(A block of data)
◇ ◇ ◇ ◇

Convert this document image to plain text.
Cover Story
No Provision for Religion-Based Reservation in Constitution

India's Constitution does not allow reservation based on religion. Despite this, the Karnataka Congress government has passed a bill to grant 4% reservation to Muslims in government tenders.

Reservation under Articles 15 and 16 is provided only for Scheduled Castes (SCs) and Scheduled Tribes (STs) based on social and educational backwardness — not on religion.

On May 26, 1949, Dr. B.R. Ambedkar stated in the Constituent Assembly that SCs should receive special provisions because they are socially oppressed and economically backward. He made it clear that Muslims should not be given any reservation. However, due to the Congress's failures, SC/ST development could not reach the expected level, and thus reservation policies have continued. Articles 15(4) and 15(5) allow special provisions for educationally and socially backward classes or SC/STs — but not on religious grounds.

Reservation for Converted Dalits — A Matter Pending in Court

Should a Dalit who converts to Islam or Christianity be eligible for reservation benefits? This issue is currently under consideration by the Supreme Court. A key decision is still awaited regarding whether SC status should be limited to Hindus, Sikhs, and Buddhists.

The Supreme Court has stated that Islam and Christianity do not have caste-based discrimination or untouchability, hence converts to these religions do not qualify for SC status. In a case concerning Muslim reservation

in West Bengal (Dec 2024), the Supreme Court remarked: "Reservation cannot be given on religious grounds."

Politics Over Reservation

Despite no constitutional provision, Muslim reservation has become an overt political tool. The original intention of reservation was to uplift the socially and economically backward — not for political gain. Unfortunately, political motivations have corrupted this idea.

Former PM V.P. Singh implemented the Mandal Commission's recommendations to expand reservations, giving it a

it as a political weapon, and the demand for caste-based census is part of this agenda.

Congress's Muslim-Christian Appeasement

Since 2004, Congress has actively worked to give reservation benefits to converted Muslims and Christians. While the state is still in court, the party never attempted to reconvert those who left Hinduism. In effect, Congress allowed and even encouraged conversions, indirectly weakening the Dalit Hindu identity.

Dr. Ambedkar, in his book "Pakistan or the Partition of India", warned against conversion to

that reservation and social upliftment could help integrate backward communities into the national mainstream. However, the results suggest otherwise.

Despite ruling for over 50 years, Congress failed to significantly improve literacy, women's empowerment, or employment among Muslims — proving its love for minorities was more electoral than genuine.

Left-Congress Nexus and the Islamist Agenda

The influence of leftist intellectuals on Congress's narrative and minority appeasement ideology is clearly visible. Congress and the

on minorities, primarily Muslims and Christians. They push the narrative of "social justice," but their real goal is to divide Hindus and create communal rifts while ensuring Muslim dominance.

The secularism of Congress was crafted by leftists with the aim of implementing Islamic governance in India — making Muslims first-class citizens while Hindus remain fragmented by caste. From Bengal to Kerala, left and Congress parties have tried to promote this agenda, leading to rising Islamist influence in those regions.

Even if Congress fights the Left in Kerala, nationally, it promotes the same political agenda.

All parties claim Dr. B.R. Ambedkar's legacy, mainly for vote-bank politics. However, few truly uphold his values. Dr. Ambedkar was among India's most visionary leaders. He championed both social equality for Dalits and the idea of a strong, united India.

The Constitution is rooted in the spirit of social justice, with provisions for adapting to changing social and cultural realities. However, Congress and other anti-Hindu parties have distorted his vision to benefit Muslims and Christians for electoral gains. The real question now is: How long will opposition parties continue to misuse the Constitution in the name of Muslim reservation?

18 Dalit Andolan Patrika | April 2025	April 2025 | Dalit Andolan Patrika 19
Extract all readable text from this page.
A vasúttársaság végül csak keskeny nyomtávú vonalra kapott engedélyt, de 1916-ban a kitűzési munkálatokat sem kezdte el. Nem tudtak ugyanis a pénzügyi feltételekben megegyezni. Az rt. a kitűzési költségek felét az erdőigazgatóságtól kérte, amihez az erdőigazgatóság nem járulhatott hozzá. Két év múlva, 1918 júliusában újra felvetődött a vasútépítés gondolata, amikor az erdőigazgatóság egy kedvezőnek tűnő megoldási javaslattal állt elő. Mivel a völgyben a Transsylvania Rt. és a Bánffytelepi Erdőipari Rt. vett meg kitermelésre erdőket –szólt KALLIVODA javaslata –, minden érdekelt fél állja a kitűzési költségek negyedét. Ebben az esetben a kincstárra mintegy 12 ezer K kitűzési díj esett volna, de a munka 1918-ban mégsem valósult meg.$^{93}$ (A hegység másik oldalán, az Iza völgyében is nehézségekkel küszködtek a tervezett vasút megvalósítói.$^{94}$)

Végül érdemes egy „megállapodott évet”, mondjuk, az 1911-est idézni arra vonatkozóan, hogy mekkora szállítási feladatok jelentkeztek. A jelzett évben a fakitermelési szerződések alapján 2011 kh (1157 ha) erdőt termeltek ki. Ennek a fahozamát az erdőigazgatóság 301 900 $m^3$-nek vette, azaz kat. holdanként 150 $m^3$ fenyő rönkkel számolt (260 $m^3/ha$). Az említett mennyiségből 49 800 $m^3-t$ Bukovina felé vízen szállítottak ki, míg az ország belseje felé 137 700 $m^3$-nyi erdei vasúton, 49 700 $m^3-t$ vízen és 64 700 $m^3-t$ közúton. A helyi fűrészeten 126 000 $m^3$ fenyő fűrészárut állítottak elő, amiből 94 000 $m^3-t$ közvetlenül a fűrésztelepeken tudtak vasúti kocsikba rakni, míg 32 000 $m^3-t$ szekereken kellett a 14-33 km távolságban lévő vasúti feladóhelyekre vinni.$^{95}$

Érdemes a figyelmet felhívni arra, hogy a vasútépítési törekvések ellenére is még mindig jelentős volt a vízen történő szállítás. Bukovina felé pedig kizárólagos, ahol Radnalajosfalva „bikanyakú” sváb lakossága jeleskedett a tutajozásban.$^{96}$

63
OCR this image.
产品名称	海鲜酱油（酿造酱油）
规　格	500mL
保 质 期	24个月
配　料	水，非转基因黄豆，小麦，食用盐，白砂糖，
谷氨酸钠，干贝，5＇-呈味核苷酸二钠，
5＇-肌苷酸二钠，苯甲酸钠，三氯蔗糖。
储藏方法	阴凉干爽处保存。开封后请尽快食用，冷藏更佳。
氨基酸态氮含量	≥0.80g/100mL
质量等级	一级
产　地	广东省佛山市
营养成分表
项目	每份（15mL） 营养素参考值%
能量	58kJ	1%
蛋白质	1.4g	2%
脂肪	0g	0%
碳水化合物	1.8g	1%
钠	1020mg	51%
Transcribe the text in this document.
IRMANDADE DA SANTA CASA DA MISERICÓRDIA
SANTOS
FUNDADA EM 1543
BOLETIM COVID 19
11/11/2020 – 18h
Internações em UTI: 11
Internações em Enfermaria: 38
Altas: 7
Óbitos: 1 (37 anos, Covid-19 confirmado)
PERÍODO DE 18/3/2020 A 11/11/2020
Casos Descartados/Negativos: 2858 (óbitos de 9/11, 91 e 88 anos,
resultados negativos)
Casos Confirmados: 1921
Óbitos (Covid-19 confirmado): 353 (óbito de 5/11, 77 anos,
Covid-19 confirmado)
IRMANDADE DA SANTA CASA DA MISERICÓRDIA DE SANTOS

◇ ◇ ◇ ◇

### [Stated exercise]
Reproduce each record shown above without altering a single word.

### [Correct answer]
Convert this document image to plain text.
Cover Story
No Provision for Religion-Based Reservation in Constitution

India's Constitution does not allow reservation based on religion. Despite this, the Karnataka Congress government has passed a bill to grant 4% reservation to Muslims in government tenders.

Reservation under Articles 15 and 16 is provided only for Scheduled Castes (SCs) and Scheduled Tribes (STs) based on social and educational backwardness — not on religion.

On May 26, 1949, Dr. B.R. Ambedkar stated in the Constituent Assembly that SCs should receive special provisions because they are socially oppressed and economically backward. He made it clear that Muslims should not be given any reservation. However, due to the Congress's failures, SC/ST development could not reach the expected level, and thus reservation policies have continued. Articles 15(4) and 15(5) allow special provisions for educationally and socially backward classes or SC/STs — but not on religious grounds.

Reservation for Converted Dalits — A Matter Pending in Court

Should a Dalit who converts to Islam or Christianity be eligible for reservation benefits? This issue is currently under consideration by the Supreme Court. A key decision is still awaited regarding whether SC status should be limited to Hindus, Sikhs, and Buddhists.

The Supreme Court has stated that Islam and Christianity do not have caste-based discrimination or untouchability, hence converts to these religions do not qualify for SC status. In a case concerning Muslim reservation

in West Bengal (Dec 2024), the Supreme Court remarked: "Reservation cannot be given on religious grounds."

Politics Over Reservation

Despite no constitutional provision, Muslim reservation has become an overt political tool. The original intention of reservation was to uplift the socially and economically backward — not for political gain. Unfortunately, political motivations have corrupted this idea.

Former PM V.P. Singh implemented the Mandal Commission's recommendations to expand reservations, giving it a

it as a political weapon, and the demand for caste-based census is part of this agenda.

Congress's Muslim-Christian Appeasement

Since 2004, Congress has actively worked to give reservation benefits to converted Muslims and Christians. While the state is still in court, the party never attempted to reconvert those who left Hinduism. In effect, Congress allowed and even encouraged conversions, indirectly weakening the Dalit Hindu identity.

Dr. Ambedkar, in his book "Pakistan or the Partition of India", warned against conversion to

that reservation and social upliftment could help integrate backward communities into the national mainstream. However, the results suggest otherwise.

Despite ruling for over 50 years, Congress failed to significantly improve literacy, women's empowerment, or employment among Muslims — proving its love for minorities was more electoral than genuine.

Left-Congress Nexus and the Islamist Agenda

The influence of leftist intellectuals on Congress's narrative and minority appeasement ideology is clearly visible. Congress and the

on minorities, primarily Muslims and Christians. They push the narrative of "social justice," but their real goal is to divide Hindus and create communal rifts while ensuring Muslim dominance.

The secularism of Congress was crafted by leftists with the aim of implementing Islamic governance in India — making Muslims first-class citizens while Hindus remain fragmented by caste. From Bengal to Kerala, left and Congress parties have tried to promote this agenda, leading to rising Islamist influence in those regions.

Even if Congress fights the Left in Kerala, nationally, it promotes the same political agenda.

All parties claim Dr. B.R. Ambedkar's legacy, mainly for vote-bank politics. However, few truly uphold his values. Dr. Ambedkar was among India's most visionary leaders. He championed both social equality for Dalits and the idea of a strong, united India.

The Constitution is rooted in the spirit of social justice, with provisions for adapting to changing social and cultural realities. However, Congress and other anti-Hindu parties have distorted his vision to benefit Muslims and Christians for electoral gains. The real question now is: How long will opposition parties continue to misuse the Constitution in the name of Muslim reservation?

18 Dalit Andolan Patrika | April 2025	April 2025 | Dalit Andolan Patrika 19
Extract all readable text from this page.
A vasúttársaság végül csak keskeny nyomtávú vonalra kapott engedélyt, de 1916-ban a kitűzési munkálatokat sem kezdte el. Nem tudtak ugyanis a pénzügyi feltételekben megegyezni. Az rt. a kitűzési költségek felét az erdőigazgatóságtól kérte, amihez az erdőigazgatóság nem járulhatott hozzá. Két év múlva, 1918 júliusában újra felvetődött a vasútépítés gondolata, amikor az erdőigazgatóság egy kedvezőnek tűnő megoldási javaslattal állt elő. Mivel a völgyben a Transsylvania Rt. és a Bánffytelepi Erdőipari Rt. vett meg kitermelésre erdőket –szólt KALLIVODA javaslata –, minden érdekelt fél állja a kitűzési költségek negyedét. Ebben az esetben a kincstárra mintegy 12 ezer K kitűzési díj esett volna, de a munka 1918-ban mégsem valósult meg.$^{93}$ (A hegység másik oldalán, az Iza völgyében is nehézségekkel küszködtek a tervezett vasút megvalósítói.$^{94}$)

Végül érdemes egy „megállapodott évet”, mondjuk, az 1911-est idézni arra vonatkozóan, hogy mekkora szállítási feladatok jelentkeztek. A jelzett évben a fakitermelési szerződések alapján 2011 kh (1157 ha) erdőt termeltek ki. Ennek a fahozamát az erdőigazgatóság 301 900 $m^3$-nek vette, azaz kat. holdanként 150 $m^3$ fenyő rönkkel számolt (260 $m^3/ha$). Az említett mennyiségből 49 800 $m^3-t$ Bukovina felé vízen szállítottak ki, míg az ország belseje felé 137 700 $m^3$-nyi erdei vasúton, 49 700 $m^3-t$ vízen és 64 700 $m^3-t$ közúton. A helyi fűrészeten 126 000 $m^3$ fenyő fűrészárut állítottak elő, amiből 94 000 $m^3-t$ közvetlenül a fűrésztelepeken tudtak vasúti kocsikba rakni, míg 32 000 $m^3-t$ szekereken kellett a 14-33 km távolságban lévő vasúti feladóhelyekre vinni.$^{95}$

Érdemes a figyelmet felhívni arra, hogy a vasútépítési törekvések ellenére is még mindig jelentős volt a vízen történő szállítás. Bukovina felé pedig kizárólagos, ahol Radnalajosfalva „bikanyakú” sváb lakossága jeleskedett a tutajozásban.$^{96}$

63
OCR this image.
产品名称	海鲜酱油（酿造酱油）
规　格	500mL
保 质 期	24个月
配　料	水，非转基因黄豆，小麦，食用盐，白砂糖，
谷氨酸钠，干贝，5＇-呈味核苷酸二钠，
5＇-肌苷酸二钠，苯甲酸钠，三氯蔗糖。
储藏方法	阴凉干爽处保存。开封后请尽快食用，冷藏更佳。
氨基酸态氮含量	≥0.80g/100mL
质量等级	一级
产　地	广东省佛山市
营养成分表
项目	每份（15mL） 营养素参考值%
能量	58kJ	1%
蛋白质	1.4g	2%
脂肪	0g	0%
碳水化合物	1.8g	1%
钠	1020mg	51%
Transcribe the text in this document.
IRMANDADE DA SANTA CASA DA MISERICÓRDIA
SANTOS
FUNDADA EM 1543
BOLETIM COVID 19
11/11/2020 – 18h
Internações em UTI: 11
Internações em Enfermaria: 38
Altas: 7
Óbitos: 1 (37 anos, Covid-19 confirmado)
PERÍODO DE 18/3/2020 A 11/11/2020
Casos Descartados/Negativos: 2858 (óbitos de 9/11, 91 e 88 anos,
resultados negativos)
Casos Confirmados: 1921
Óbitos (Covid-19 confirmado): 353 (óbito de 5/11, 77 anos,
Covid-19 confirmado)
IRMANDADE DA SANTA CASA DA MISERICÓRDIA DE SANTOS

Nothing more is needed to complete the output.